SET EXERCISE -
Every line from the one with "Output a JSON" through the end of the entries below should be written out exactly; the pictures should not.

━━━

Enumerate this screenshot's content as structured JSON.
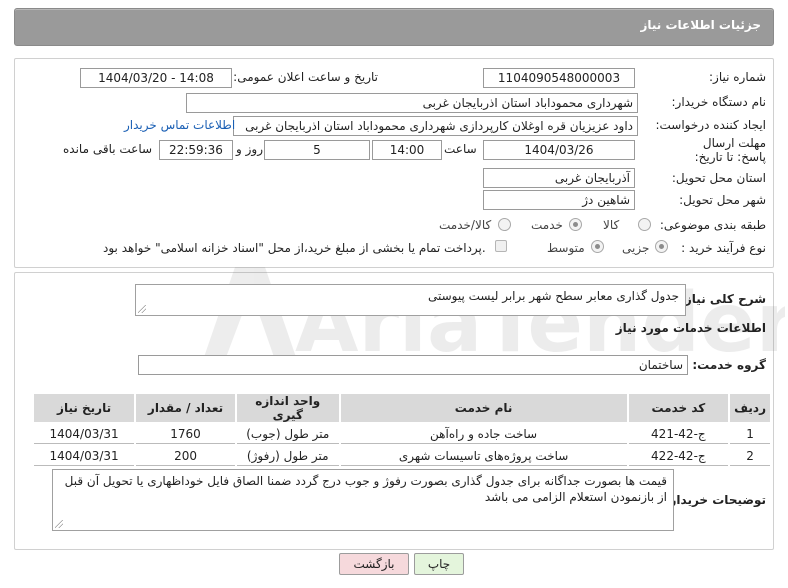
{
  "header": {
    "title": "جزئیات اطلاعات نیاز"
  },
  "form": {
    "need_number": {
      "label": "شماره نیاز:",
      "value": "1104090548000003"
    },
    "announce": {
      "label": "تاریخ و ساعت اعلان عمومی:",
      "value": "1404/03/20 - 14:08"
    },
    "buyer_org": {
      "label": "نام دستگاه خریدار:",
      "value": "شهرداری محموداباد استان اذربایجان غربی"
    },
    "requester": {
      "label": "ایجاد کننده درخواست:",
      "value": "داود عزیزیان قره اوغلان کارپردازی شهرداری محموداباد استان اذربایجان غربی",
      "contact_link": "اطلاعات تماس خریدار"
    },
    "deadline": {
      "label": "مهلت ارسال پاسخ: تا تاریخ:",
      "date": "1404/03/26",
      "time_label": "ساعت",
      "time": "14:00",
      "days": "5",
      "days_label": "روز و",
      "remaining": "22:59:36",
      "remaining_label": "ساعت باقی مانده"
    },
    "province": {
      "label": "استان محل تحویل:",
      "value": "آذربایجان غربی"
    },
    "city": {
      "label": "شهر محل تحویل:",
      "value": "شاهین دژ"
    },
    "category": {
      "label": "طبقه بندی موضوعی:",
      "options": [
        "کالا",
        "خدمت",
        "کالا/خدمت"
      ],
      "selected": "خدمت"
    },
    "process": {
      "label": "نوع فرآیند خرید :",
      "options": [
        "جزیی",
        "متوسط"
      ],
      "selected": "جزیی",
      "payment_note": "پرداخت تمام یا بخشی از مبلغ خرید،از محل \"اسناد خزانه اسلامی\" خواهد بود."
    }
  },
  "summary": {
    "label": "شرح کلی نیاز:",
    "value": "جدول گذاری معابر سطح شهر برابر لیست پیوستی"
  },
  "services": {
    "section_title": "اطلاعات خدمات مورد نیاز",
    "group_label": "گروه خدمت:",
    "group_value": "ساختمان",
    "columns": [
      "ردیف",
      "کد خدمت",
      "نام خدمت",
      "واحد اندازه گیری",
      "تعداد / مقدار",
      "تاریخ نیاز"
    ],
    "rows": [
      {
        "row": "1",
        "code": "ج-42-421",
        "name": "ساخت جاده و راه‌آهن",
        "unit": "متر طول (جوب)",
        "qty": "1760",
        "date": "1404/03/31"
      },
      {
        "row": "2",
        "code": "ج-42-422",
        "name": "ساخت پروژه‌های تاسیسات شهری",
        "unit": "متر طول (رفوژ)",
        "qty": "200",
        "date": "1404/03/31"
      }
    ]
  },
  "buyer_notes": {
    "label": "توضیحات خریدار:",
    "value": "قیمت ها بصورت جداگانه برای جدول گذاری بصورت رفوژ و جوب درج گردد ضمنا الصاق فایل خوداظهاری یا تحویل آن قبل از بازنمودن استعلام الزامی می باشد"
  },
  "buttons": {
    "print": "چاپ",
    "back": "بازگشت"
  },
  "watermark": {
    "text": "AriaTender.neT"
  },
  "colors": {
    "header_bg": "#9a9a9a",
    "link": "#1a5fb4",
    "back_button": "#f6d9dc",
    "print_button": "#e4f5dc"
  }
}
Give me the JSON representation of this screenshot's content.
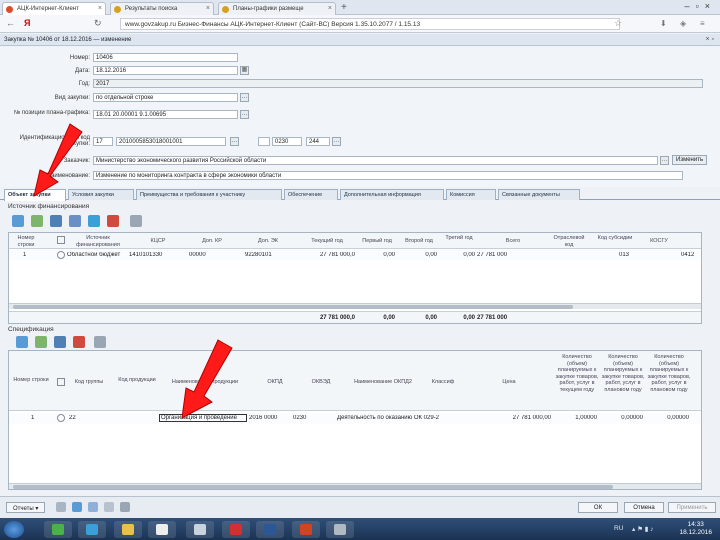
{
  "browser": {
    "tabs": [
      {
        "label": "АЦК-Интернет-Клиент",
        "icon_color": "#e04a2a"
      },
      {
        "label": "Результаты поиска",
        "icon_color": "#d6a020"
      },
      {
        "label": "Планы-графики размеще",
        "icon_color": "#d6a020"
      }
    ],
    "url": "www.govzakup.ru   Бизнес-Финансы АЦК-Интернет-Клиент (Сайт-ВС)  Версия 1.35.10.2077 / 1.15.13",
    "back_icon": "back-arrow-icon",
    "yandex_letter": "Я"
  },
  "app": {
    "header_title": "Закупка № 10406 от 18.12.2016 — изменение"
  },
  "form": {
    "number_label": "Номер:",
    "number_value": "10406",
    "date_label": "Дата:",
    "date_value": "18.12.2016",
    "year_label": "Год:",
    "year_value": "2017",
    "kind_label": "Вид закупки:",
    "kind_value": "по отдельной строке",
    "pos_label": "№ позиции плана-графика:",
    "pos_value": "18.01 20.00001 9.1.00695",
    "ikz_label": "Идентификационный код закупки:",
    "ikz_part1": "17",
    "ikz_part2": "2010005853018001001",
    "ikz_part3": "0230",
    "ikz_part4": "244",
    "org_label": "Заказчик:",
    "org_value": "Министерство экономического развития Российской области",
    "name_label": "Наименование:",
    "name_value": "Изменение по мониторинга контракта в сфере экономики области",
    "change_button": "Изменить"
  },
  "tabs": [
    "Объект закупки",
    "Условия закупки",
    "Преимущества и требования к участнику",
    "Обеспечение",
    "Дополнительная информация",
    "Комиссия",
    "Связанные документы"
  ],
  "sources": {
    "section_label": "Источник финансирования",
    "headers": [
      "Номер строки",
      "Источник финансирования",
      "КЦСР",
      "Доп. КР",
      "Доп. ЭК",
      "Текущий год",
      "Первый год",
      "Второй год",
      "Третий год",
      "Всего",
      "Отраслевой код",
      "Код субсидии",
      "КОСГУ"
    ],
    "row": {
      "num": "1",
      "source": "Областной бюджет",
      "kcsr": "1410101330",
      "dop_kr": "00000",
      "dop_ek": "92280101",
      "cur": "27 781 000,0",
      "first": "0,00",
      "second": "0,00",
      "third": "0,00",
      "total": "27 781 000",
      "subs": "013",
      "kosgu": "0412"
    },
    "sum": {
      "cur": "27 781 000,0",
      "first": "0,00",
      "second": "0,00",
      "third": "0,00",
      "total": "27 781 000"
    }
  },
  "spec": {
    "section_label": "Спецификация",
    "headers": [
      "Номер строки",
      "Код группы",
      "Код продукции",
      "Наименование продукции",
      "ОКПД",
      "ОКВЭД",
      "Наименование ОКПД2",
      "Классиф",
      "Цена",
      "Количество (объем) планируемых к закупке товаров, работ, услуг в текущем году",
      "Количество (объем) планируемых к закупке товаров, работ, услуг в плановом году",
      "Количество (объем) планируемых к закупке товаров, работ, услуг в плановом году"
    ],
    "row": {
      "num": "1",
      "group": "22",
      "product": "Организация и проведение",
      "okpd": "2016 0000",
      "okved": "0230",
      "okpd_name": "Деятельность по оказанию ОК 029-2",
      "price": "27 781 000,00",
      "q1": "1,00000",
      "q2": "0,00000",
      "q3": "0,00000"
    }
  },
  "footer": {
    "report_button": "Отчеты",
    "ok_button": "ОК",
    "cancel_button": "Отмена",
    "apply_button": "Применить"
  },
  "taskbar": {
    "time": "14:33",
    "date": "18.12.2016",
    "lang": "RU"
  }
}
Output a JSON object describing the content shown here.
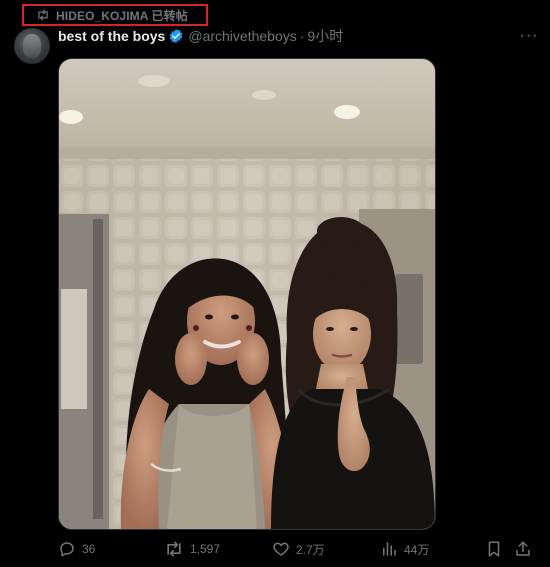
{
  "repost": {
    "label": "HIDEO_KOJIMA 已转帖",
    "icon": "repost-icon",
    "highlight_color": "#d7262b"
  },
  "post": {
    "display_name": "best of the boys",
    "verified": true,
    "verified_color": "#1d9bf0",
    "handle": "@archivetheboys",
    "separator": "·",
    "time": "9小时",
    "more_icon": "more-icon",
    "more_label": "···"
  },
  "media": {
    "kind": "photo"
  },
  "actions": {
    "reply": {
      "icon": "reply-icon",
      "count": "36"
    },
    "repost": {
      "icon": "repost-icon",
      "count": "1,597"
    },
    "like": {
      "icon": "heart-icon",
      "count": "2.7万"
    },
    "views": {
      "icon": "views-icon",
      "count": "44万"
    },
    "bookmark": {
      "icon": "bookmark-icon"
    },
    "share": {
      "icon": "share-icon"
    }
  },
  "colors": {
    "background": "#000000",
    "text": "#e7e9ea",
    "muted": "#71767b"
  }
}
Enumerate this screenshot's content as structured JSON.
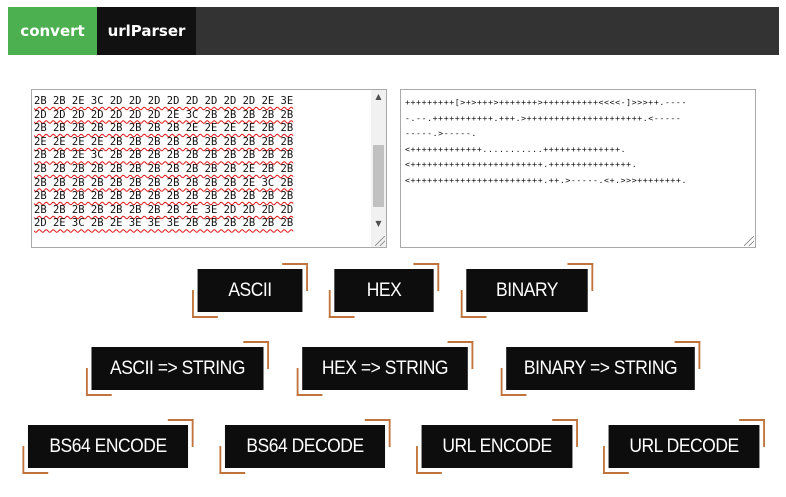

━━━

PROBLEM SOLUTION -
Output a JSON object describing the content shown here.
{
  "repost": {
    "label": "HIDEO_KOJIMA 已转帖",
    "icon": "repost-icon",
    "highlight_color": "#d7262b"
  },
  "post": {
    "display_name": "best of the boys",
    "verified": true,
    "verified_color": "#1d9bf0",
    "handle": "@archivetheboys",
    "separator": "·",
    "time": "9小时",
    "more_icon": "more-icon",
    "more_label": "···"
  },
  "media": {
    "kind": "photo"
  },
  "actions": {
    "reply": {
      "icon": "reply-icon",
      "count": "36"
    },
    "repost": {
      "icon": "repost-icon",
      "count": "1,597"
    },
    "like": {
      "icon": "heart-icon",
      "count": "2.7万"
    },
    "views": {
      "icon": "views-icon",
      "count": "44万"
    },
    "bookmark": {
      "icon": "bookmark-icon"
    },
    "share": {
      "icon": "share-icon"
    }
  },
  "colors": {
    "background": "#000000",
    "text": "#e7e9ea",
    "muted": "#71767b"
  }
}
Enumerate this screenshot's content as structured JSON.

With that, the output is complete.